··· Records to process ···

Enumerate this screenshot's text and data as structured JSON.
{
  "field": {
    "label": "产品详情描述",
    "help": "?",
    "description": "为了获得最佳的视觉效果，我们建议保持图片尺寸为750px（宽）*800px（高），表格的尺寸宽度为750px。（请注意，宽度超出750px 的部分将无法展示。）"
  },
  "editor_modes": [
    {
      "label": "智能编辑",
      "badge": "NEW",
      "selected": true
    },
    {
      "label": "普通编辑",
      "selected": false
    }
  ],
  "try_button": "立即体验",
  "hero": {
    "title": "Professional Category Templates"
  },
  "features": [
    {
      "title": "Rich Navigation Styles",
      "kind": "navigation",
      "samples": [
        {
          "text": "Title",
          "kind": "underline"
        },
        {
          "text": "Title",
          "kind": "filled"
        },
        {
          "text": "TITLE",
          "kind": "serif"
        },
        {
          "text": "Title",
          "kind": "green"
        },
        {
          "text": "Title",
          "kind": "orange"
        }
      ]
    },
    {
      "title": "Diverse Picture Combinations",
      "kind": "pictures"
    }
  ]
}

···

Exercise details
Exact copies of all the records are required.

Worked answer
Enumerate this screenshot's text and data as structured JSON.
{
  "field": {
    "label": "产品详情描述",
    "help": "?",
    "description": "为了获得最佳的视觉效果，我们建议保持图片尺寸为750px（宽）*800px（高），表格的尺寸宽度为750px。（请注意，宽度超出750px 的部分将无法展示。）"
  },
  "editor_modes": [
    {
      "label": "智能编辑",
      "badge": "NEW",
      "selected": true
    },
    {
      "label": "普通编辑",
      "selected": false
    }
  ],
  "try_button": "立即体验",
  "hero": {
    "title": "Professional Category Templates"
  },
  "features": [
    {
      "title": "Rich Navigation Styles",
      "kind": "navigation",
      "samples": [
        {
          "text": "Title",
          "kind": "underline"
        },
        {
          "text": "Title",
          "kind": "filled"
        },
        {
          "text": "TITLE",
          "kind": "serif"
        },
        {
          "text": "Title",
          "kind": "green"
        },
        {
          "text": "Title",
          "kind": "orange"
        }
      ]
    },
    {
      "title": "Diverse Picture Combinations",
      "kind": "pictures"
    }
  ]
}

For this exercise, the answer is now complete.